----- EXCERPTED RECORDS -----

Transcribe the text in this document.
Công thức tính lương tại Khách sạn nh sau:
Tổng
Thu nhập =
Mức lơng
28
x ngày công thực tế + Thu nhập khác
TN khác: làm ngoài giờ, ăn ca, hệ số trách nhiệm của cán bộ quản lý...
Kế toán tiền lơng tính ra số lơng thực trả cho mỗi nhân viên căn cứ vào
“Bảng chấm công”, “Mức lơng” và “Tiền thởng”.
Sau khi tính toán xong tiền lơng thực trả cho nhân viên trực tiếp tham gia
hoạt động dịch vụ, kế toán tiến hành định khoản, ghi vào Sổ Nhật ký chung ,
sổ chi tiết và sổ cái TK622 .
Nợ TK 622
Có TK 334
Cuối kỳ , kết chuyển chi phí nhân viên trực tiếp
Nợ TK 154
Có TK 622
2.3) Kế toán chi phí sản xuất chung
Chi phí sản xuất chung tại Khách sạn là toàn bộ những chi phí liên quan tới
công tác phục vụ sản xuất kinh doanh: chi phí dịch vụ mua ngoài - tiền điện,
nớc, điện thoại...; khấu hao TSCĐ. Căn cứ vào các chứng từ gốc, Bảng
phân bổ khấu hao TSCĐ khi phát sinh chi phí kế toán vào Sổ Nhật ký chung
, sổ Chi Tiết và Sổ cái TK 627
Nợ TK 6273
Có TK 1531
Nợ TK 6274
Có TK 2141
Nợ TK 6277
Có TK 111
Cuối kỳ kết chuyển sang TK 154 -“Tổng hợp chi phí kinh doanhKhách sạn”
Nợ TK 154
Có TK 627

-----

» WHAT THE TASK ASKS:
Show the lines of the data that hold the word "ngoài".

» TASK SOLUTION:
TN khác: làm ngoài giờ, ăn ca, hệ số trách nhiệm của cán bộ quản lý...
công tác phục vụ sản xuất kinh doanh: chi phí dịch vụ mua ngoài - tiền điện,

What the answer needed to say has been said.